◆ **Task**: Select every line holding the word "this" and copy it.

◆ **Dataset records**:
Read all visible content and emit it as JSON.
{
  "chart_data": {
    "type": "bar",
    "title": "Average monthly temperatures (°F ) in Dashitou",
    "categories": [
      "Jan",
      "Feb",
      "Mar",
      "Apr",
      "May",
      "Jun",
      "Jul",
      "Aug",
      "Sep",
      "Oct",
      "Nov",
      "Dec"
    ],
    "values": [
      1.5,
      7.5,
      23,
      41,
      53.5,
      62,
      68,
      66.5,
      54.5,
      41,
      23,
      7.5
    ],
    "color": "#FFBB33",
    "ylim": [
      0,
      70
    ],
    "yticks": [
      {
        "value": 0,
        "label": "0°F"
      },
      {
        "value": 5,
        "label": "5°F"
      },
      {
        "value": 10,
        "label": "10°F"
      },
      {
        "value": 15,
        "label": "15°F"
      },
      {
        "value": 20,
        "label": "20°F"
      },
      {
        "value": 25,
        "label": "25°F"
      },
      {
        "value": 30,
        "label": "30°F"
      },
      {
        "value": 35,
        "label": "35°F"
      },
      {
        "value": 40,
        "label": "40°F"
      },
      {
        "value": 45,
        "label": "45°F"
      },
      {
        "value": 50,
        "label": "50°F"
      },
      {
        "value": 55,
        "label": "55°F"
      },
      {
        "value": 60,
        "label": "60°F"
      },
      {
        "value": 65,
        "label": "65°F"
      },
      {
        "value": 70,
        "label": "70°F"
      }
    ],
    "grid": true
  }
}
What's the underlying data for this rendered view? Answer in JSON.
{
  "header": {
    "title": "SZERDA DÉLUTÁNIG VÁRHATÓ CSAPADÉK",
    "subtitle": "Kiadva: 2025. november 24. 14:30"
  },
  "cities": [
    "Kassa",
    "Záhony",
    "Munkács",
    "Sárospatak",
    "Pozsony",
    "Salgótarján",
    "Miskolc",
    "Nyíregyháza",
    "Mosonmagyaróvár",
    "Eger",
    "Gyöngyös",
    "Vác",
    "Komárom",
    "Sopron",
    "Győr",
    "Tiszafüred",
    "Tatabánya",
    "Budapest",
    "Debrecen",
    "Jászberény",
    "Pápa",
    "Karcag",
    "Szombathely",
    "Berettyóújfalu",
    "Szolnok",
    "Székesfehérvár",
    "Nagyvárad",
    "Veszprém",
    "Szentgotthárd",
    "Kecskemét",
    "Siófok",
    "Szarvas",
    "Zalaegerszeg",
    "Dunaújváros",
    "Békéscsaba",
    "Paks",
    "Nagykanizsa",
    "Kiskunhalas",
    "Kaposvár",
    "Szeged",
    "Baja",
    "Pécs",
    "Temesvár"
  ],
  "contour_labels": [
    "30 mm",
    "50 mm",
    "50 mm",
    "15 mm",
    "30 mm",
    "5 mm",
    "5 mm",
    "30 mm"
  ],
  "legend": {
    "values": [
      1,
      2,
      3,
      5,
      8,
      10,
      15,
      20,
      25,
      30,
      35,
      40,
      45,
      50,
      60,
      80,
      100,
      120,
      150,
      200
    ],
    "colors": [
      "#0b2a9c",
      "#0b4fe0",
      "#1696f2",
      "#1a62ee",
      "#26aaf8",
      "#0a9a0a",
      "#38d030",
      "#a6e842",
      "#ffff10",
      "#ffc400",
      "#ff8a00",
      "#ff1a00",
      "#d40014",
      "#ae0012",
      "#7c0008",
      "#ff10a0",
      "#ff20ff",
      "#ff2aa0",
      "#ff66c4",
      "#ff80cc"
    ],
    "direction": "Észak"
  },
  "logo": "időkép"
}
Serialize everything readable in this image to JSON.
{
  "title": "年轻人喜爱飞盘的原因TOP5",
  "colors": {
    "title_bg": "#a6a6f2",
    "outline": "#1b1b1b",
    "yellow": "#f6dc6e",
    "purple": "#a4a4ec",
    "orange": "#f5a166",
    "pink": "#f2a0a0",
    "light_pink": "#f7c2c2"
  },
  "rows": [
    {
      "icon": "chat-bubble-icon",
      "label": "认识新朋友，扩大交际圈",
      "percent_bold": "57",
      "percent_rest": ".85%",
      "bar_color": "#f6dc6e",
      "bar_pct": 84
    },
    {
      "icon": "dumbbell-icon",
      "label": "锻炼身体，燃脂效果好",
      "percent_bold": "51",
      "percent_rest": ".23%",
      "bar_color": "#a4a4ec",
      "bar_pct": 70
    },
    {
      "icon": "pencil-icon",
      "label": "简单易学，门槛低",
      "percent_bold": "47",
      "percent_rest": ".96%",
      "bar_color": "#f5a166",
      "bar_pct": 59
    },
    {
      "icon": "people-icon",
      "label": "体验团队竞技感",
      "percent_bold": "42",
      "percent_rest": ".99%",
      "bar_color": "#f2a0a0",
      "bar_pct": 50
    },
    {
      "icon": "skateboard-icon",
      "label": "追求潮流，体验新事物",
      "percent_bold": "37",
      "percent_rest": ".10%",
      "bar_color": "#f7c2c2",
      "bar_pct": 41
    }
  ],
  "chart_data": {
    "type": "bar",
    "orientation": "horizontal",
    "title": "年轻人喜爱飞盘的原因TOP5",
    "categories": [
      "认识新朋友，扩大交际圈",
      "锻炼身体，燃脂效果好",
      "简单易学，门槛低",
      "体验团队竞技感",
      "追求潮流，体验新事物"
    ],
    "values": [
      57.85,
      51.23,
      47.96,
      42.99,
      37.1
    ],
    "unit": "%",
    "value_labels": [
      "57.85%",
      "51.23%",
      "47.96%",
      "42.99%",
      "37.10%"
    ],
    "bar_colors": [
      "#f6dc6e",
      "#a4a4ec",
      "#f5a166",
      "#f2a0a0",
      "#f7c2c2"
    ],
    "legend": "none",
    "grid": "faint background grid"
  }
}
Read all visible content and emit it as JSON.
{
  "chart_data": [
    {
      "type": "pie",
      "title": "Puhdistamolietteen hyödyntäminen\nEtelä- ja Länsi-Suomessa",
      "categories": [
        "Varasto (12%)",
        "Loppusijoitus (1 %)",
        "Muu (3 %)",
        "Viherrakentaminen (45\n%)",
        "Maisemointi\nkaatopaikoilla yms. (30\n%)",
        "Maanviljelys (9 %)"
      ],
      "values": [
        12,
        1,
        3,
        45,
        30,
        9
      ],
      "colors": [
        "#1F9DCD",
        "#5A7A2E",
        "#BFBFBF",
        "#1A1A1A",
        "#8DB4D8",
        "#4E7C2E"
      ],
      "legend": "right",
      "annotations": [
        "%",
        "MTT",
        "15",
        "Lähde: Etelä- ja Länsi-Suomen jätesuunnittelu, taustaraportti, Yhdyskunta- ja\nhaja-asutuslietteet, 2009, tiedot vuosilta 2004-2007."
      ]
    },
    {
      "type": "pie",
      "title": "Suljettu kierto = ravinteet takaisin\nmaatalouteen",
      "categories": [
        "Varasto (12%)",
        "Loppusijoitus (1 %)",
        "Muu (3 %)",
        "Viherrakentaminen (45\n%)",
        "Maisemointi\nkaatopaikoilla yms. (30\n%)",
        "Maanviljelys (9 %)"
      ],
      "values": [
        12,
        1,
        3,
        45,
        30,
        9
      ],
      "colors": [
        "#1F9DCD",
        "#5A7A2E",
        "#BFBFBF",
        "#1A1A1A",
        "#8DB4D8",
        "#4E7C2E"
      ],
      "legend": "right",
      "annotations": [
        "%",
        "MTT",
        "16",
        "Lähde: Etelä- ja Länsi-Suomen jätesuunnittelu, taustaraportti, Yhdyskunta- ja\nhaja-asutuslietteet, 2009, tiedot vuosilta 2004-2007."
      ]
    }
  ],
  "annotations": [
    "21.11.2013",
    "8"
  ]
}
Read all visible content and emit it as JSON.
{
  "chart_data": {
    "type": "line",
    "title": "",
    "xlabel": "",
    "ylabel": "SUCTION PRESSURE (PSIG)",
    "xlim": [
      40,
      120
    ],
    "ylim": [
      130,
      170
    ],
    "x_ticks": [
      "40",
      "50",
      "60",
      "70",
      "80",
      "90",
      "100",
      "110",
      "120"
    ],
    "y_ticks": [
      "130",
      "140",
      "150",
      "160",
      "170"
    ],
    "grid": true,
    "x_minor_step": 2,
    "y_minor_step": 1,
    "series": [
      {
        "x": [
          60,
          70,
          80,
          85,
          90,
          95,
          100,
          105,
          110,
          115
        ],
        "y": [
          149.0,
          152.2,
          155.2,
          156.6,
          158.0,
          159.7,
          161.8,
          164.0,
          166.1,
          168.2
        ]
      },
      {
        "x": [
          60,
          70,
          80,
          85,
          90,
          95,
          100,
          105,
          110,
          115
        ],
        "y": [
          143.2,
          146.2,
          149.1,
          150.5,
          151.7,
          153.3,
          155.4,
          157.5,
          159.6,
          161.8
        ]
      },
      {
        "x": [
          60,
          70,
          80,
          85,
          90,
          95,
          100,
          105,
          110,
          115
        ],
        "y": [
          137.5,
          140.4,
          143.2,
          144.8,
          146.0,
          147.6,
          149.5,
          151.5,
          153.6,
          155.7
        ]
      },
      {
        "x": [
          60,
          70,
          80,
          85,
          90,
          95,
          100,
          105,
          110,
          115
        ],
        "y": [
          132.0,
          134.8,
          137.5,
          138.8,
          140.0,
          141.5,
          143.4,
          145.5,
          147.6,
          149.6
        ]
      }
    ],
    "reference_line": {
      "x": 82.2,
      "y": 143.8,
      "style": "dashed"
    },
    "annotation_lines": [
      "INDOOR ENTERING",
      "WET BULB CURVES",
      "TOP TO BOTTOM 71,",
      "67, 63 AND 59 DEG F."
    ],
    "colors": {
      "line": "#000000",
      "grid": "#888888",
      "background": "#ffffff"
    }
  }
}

◆ **Result**:
What's the underlying data for this rendered view? Answer in JSON.
Serialize everything readable in this image to JSON.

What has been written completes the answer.